--- Objective ---
How many lines in the records below contain the word "easy"? Answer with the number alone.
══════
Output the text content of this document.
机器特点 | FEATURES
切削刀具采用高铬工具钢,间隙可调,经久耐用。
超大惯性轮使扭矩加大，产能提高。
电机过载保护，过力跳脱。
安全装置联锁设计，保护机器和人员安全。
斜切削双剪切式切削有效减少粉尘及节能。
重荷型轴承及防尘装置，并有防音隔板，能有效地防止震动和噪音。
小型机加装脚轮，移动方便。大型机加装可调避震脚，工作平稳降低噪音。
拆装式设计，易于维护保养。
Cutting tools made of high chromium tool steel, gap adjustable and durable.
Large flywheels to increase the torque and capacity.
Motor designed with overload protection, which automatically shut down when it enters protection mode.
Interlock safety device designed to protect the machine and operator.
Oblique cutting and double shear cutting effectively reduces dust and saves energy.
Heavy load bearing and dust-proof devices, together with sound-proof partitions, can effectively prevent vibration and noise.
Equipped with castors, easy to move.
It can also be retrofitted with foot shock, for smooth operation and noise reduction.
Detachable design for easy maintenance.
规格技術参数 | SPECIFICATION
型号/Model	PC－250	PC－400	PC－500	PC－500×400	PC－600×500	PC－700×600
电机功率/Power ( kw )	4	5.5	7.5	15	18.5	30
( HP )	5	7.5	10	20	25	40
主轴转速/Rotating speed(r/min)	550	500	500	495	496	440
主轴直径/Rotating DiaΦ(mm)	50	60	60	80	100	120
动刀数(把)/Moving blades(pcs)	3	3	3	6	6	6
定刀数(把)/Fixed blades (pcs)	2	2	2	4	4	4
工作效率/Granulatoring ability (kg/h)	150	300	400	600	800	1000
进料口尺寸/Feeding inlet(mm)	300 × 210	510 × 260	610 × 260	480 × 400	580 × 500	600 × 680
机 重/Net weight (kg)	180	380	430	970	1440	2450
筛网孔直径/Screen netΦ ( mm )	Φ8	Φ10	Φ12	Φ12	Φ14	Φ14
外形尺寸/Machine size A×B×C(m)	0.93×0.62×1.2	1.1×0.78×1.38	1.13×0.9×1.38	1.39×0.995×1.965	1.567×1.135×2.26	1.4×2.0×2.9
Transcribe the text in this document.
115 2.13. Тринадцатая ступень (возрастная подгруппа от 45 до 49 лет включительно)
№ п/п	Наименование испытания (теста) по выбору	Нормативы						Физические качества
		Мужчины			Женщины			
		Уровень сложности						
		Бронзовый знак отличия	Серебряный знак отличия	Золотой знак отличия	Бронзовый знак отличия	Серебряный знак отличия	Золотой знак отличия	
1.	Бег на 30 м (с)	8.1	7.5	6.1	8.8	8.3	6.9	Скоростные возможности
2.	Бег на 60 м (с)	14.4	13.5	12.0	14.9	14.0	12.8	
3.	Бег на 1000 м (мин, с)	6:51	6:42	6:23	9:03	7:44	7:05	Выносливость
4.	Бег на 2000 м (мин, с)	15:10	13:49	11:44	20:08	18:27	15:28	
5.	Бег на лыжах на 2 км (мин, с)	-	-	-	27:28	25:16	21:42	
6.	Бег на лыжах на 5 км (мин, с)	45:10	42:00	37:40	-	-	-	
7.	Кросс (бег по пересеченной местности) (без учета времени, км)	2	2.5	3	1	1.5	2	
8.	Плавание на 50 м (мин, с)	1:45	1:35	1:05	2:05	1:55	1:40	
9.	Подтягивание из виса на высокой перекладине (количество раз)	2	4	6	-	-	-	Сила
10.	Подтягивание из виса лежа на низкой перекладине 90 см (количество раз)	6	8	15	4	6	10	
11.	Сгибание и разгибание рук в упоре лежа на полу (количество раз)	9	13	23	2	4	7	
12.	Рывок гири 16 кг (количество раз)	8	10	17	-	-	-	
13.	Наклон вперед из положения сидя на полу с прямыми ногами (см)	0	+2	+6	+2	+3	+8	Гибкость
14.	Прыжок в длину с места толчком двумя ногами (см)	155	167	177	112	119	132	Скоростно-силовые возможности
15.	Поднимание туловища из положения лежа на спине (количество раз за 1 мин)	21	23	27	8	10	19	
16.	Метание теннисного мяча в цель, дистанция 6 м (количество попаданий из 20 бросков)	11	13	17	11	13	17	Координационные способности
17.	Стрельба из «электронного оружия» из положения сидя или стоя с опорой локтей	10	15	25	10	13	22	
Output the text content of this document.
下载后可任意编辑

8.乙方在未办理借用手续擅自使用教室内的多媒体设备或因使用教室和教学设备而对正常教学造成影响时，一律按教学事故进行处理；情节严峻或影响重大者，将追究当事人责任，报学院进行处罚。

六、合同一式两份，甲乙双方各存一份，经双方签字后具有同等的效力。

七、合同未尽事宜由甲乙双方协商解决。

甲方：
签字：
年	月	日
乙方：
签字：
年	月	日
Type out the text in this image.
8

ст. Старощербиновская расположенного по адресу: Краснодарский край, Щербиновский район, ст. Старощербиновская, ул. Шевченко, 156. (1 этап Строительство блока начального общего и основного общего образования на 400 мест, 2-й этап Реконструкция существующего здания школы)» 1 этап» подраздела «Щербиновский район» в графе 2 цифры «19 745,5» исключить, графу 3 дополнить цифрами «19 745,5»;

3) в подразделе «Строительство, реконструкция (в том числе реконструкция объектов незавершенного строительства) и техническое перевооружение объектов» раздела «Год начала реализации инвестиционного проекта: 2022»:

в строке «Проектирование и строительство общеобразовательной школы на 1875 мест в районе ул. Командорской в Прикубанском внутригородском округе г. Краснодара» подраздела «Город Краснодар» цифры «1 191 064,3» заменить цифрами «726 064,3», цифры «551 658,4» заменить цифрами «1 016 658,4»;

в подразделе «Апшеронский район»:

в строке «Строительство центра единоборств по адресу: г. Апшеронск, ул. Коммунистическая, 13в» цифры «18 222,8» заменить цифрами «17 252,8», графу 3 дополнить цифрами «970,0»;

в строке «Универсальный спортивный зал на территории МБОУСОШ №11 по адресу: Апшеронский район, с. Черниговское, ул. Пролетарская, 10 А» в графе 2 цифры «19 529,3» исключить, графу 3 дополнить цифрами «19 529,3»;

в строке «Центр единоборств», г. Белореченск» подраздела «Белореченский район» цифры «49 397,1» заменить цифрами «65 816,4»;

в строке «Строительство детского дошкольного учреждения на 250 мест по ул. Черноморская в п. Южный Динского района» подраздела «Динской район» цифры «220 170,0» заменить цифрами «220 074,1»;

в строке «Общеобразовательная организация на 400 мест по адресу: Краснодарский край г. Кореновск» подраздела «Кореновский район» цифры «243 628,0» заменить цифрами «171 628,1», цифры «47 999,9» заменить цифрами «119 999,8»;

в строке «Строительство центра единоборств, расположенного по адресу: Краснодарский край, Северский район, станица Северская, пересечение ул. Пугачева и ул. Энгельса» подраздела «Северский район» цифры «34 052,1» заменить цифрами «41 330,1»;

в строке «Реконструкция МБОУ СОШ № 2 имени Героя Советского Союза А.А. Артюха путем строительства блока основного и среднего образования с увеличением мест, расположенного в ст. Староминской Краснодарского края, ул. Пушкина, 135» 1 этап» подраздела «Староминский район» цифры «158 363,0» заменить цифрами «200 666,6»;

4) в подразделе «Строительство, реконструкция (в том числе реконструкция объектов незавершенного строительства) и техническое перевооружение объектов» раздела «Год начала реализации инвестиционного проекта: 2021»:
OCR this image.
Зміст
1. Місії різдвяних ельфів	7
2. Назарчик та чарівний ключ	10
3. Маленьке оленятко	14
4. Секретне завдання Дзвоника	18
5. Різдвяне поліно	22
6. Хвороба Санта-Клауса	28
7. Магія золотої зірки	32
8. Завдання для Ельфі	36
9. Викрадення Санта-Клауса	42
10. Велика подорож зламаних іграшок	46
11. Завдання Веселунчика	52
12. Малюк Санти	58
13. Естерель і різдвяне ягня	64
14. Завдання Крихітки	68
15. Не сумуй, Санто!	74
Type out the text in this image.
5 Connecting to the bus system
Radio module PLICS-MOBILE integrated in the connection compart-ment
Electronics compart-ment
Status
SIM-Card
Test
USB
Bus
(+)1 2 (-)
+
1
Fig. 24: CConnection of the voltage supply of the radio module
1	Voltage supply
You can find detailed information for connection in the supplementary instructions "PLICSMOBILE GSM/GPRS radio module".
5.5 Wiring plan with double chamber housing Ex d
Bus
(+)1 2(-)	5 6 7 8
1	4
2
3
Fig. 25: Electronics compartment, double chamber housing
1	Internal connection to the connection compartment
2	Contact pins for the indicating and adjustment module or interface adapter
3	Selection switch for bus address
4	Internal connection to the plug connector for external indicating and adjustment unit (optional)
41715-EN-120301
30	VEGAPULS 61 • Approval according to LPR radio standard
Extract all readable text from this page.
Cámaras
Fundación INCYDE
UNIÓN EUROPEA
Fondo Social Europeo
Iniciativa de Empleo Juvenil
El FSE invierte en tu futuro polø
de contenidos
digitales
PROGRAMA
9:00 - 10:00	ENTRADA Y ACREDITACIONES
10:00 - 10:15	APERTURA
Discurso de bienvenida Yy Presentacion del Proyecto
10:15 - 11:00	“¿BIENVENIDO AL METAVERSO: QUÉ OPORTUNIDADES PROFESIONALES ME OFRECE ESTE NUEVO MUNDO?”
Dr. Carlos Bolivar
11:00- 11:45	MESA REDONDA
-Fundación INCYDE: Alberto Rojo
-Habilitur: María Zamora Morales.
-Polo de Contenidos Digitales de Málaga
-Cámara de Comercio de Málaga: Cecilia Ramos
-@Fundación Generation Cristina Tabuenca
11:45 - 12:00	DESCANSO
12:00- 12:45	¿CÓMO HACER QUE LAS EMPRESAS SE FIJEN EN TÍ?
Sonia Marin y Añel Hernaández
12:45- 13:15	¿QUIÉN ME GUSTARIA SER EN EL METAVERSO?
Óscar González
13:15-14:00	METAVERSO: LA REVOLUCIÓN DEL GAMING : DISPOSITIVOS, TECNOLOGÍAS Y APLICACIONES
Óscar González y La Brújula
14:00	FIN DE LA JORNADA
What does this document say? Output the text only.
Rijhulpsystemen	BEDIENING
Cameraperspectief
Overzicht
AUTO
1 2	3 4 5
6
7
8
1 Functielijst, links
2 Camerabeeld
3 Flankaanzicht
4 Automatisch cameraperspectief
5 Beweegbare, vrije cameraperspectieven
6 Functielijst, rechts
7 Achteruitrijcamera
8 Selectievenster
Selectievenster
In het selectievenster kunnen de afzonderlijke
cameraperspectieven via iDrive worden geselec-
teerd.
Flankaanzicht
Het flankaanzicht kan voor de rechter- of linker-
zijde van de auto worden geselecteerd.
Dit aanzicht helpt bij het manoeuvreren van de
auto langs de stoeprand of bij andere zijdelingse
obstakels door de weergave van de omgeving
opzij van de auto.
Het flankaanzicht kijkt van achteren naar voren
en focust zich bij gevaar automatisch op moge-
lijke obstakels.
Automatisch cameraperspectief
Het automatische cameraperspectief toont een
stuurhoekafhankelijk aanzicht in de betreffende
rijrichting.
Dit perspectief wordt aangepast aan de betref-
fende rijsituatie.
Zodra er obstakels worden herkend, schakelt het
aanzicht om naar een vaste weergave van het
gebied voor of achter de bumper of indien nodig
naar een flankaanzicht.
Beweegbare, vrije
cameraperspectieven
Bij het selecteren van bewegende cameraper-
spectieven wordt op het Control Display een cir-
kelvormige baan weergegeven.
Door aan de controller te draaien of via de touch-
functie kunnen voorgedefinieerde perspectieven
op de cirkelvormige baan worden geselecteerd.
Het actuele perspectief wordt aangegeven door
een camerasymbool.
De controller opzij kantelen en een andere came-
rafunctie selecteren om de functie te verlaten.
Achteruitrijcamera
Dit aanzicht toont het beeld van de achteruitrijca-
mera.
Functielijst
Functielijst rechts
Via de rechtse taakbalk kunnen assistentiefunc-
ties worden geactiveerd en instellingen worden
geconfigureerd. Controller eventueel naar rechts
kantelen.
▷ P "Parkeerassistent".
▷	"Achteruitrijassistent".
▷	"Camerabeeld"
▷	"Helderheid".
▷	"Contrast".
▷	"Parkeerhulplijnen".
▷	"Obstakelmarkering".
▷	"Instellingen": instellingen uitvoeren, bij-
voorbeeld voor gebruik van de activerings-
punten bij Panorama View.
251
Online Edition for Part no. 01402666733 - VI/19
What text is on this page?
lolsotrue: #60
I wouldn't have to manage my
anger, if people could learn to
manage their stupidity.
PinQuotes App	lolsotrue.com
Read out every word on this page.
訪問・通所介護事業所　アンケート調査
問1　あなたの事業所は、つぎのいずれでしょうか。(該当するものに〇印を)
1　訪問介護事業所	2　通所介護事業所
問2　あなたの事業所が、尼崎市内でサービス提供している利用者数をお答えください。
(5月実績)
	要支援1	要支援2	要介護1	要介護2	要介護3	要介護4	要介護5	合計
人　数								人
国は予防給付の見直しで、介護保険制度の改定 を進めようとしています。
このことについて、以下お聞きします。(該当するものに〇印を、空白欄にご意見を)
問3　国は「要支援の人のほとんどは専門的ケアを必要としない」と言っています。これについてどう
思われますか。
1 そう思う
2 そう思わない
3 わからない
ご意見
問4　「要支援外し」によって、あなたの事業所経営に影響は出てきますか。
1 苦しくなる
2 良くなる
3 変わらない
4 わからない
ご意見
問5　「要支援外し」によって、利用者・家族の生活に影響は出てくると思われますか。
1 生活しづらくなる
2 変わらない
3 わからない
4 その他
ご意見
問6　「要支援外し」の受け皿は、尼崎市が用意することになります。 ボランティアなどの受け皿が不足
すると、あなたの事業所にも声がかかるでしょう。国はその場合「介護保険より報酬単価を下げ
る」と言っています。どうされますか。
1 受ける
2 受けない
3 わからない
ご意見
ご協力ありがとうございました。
══════
--- Solution to the problem ---
2